▶ **GIVEN REQUEST**
The entries below are to be repeated exactly as they stand.

**** PROVIDED INFORMATION

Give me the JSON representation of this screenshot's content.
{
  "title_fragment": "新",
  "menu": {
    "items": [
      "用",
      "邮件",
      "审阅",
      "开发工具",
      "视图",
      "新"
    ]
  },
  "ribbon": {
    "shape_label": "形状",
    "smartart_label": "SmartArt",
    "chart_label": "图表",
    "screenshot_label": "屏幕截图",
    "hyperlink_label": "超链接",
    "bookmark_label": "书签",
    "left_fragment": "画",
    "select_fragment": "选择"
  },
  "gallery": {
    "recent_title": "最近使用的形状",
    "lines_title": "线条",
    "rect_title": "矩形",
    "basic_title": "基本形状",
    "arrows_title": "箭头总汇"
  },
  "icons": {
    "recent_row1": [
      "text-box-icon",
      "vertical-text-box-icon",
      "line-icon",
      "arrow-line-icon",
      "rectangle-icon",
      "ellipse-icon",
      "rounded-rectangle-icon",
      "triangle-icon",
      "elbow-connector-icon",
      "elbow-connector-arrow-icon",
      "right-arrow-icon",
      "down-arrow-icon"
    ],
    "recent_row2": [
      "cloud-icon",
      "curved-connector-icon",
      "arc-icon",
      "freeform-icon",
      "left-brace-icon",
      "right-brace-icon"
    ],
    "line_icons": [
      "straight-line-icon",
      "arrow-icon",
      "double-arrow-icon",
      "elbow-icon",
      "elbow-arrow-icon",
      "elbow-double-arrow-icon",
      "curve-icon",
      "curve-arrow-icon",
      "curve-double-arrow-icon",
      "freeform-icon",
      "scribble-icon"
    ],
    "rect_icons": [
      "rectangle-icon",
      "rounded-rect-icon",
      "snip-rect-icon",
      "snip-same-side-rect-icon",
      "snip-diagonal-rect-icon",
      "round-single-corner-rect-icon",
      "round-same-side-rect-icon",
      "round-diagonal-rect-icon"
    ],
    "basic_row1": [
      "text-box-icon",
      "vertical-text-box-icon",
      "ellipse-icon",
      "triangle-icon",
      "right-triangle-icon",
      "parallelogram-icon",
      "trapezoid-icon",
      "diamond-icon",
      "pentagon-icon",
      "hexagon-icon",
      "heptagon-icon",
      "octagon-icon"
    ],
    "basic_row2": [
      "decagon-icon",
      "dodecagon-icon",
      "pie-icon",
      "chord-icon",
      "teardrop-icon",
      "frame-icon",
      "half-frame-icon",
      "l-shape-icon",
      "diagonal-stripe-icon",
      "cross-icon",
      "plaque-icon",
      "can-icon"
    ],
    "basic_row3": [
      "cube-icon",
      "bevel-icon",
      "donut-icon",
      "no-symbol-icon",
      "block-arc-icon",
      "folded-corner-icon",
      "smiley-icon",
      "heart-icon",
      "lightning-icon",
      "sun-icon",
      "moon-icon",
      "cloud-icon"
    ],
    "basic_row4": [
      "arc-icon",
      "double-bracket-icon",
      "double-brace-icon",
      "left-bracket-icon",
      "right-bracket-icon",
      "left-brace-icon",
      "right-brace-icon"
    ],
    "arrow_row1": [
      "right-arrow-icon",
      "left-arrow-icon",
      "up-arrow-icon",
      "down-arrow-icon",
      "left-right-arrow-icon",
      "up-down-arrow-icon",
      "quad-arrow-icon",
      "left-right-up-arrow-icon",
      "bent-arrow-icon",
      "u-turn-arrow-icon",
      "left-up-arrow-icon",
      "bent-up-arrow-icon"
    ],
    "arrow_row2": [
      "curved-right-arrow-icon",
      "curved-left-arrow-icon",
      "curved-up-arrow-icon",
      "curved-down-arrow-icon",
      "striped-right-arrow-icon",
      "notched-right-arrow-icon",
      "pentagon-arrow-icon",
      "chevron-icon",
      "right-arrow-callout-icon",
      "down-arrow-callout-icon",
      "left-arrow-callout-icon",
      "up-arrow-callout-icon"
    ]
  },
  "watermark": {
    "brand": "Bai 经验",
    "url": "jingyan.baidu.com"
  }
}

********

▶ **FINISHED ANSWER**
Give me the JSON representation of this screenshot's content.
{
  "title_fragment": "新",
  "menu": {
    "items": [
      "用",
      "邮件",
      "审阅",
      "开发工具",
      "视图",
      "新"
    ]
  },
  "ribbon": {
    "shape_label": "形状",
    "smartart_label": "SmartArt",
    "chart_label": "图表",
    "screenshot_label": "屏幕截图",
    "hyperlink_label": "超链接",
    "bookmark_label": "书签",
    "left_fragment": "画",
    "select_fragment": "选择"
  },
  "gallery": {
    "recent_title": "最近使用的形状",
    "lines_title": "线条",
    "rect_title": "矩形",
    "basic_title": "基本形状",
    "arrows_title": "箭头总汇"
  },
  "icons": {
    "recent_row1": [
      "text-box-icon",
      "vertical-text-box-icon",
      "line-icon",
      "arrow-line-icon",
      "rectangle-icon",
      "ellipse-icon",
      "rounded-rectangle-icon",
      "triangle-icon",
      "elbow-connector-icon",
      "elbow-connector-arrow-icon",
      "right-arrow-icon",
      "down-arrow-icon"
    ],
    "recent_row2": [
      "cloud-icon",
      "curved-connector-icon",
      "arc-icon",
      "freeform-icon",
      "left-brace-icon",
      "right-brace-icon"
    ],
    "line_icons": [
      "straight-line-icon",
      "arrow-icon",
      "double-arrow-icon",
      "elbow-icon",
      "elbow-arrow-icon",
      "elbow-double-arrow-icon",
      "curve-icon",
      "curve-arrow-icon",
      "curve-double-arrow-icon",
      "freeform-icon",
      "scribble-icon"
    ],
    "rect_icons": [
      "rectangle-icon",
      "rounded-rect-icon",
      "snip-rect-icon",
      "snip-same-side-rect-icon",
      "snip-diagonal-rect-icon",
      "round-single-corner-rect-icon",
      "round-same-side-rect-icon",
      "round-diagonal-rect-icon"
    ],
    "basic_row1": [
      "text-box-icon",
      "vertical-text-box-icon",
      "ellipse-icon",
      "triangle-icon",
      "right-triangle-icon",
      "parallelogram-icon",
      "trapezoid-icon",
      "diamond-icon",
      "pentagon-icon",
      "hexagon-icon",
      "heptagon-icon",
      "octagon-icon"
    ],
    "basic_row2": [
      "decagon-icon",
      "dodecagon-icon",
      "pie-icon",
      "chord-icon",
      "teardrop-icon",
      "frame-icon",
      "half-frame-icon",
      "l-shape-icon",
      "diagonal-stripe-icon",
      "cross-icon",
      "plaque-icon",
      "can-icon"
    ],
    "basic_row3": [
      "cube-icon",
      "bevel-icon",
      "donut-icon",
      "no-symbol-icon",
      "block-arc-icon",
      "folded-corner-icon",
      "smiley-icon",
      "heart-icon",
      "lightning-icon",
      "sun-icon",
      "moon-icon",
      "cloud-icon"
    ],
    "basic_row4": [
      "arc-icon",
      "double-bracket-icon",
      "double-brace-icon",
      "left-bracket-icon",
      "right-bracket-icon",
      "left-brace-icon",
      "right-brace-icon"
    ],
    "arrow_row1": [
      "right-arrow-icon",
      "left-arrow-icon",
      "up-arrow-icon",
      "down-arrow-icon",
      "left-right-arrow-icon",
      "up-down-arrow-icon",
      "quad-arrow-icon",
      "left-right-up-arrow-icon",
      "bent-arrow-icon",
      "u-turn-arrow-icon",
      "left-up-arrow-icon",
      "bent-up-arrow-icon"
    ],
    "arrow_row2": [
      "curved-right-arrow-icon",
      "curved-left-arrow-icon",
      "curved-up-arrow-icon",
      "curved-down-arrow-icon",
      "striped-right-arrow-icon",
      "notched-right-arrow-icon",
      "pentagon-arrow-icon",
      "chevron-icon",
      "right-arrow-callout-icon",
      "down-arrow-callout-icon",
      "left-arrow-callout-icon",
      "up-arrow-callout-icon"
    ]
  },
  "watermark": {
    "brand": "Bai 经验",
    "url": "jingyan.baidu.com"
  }
}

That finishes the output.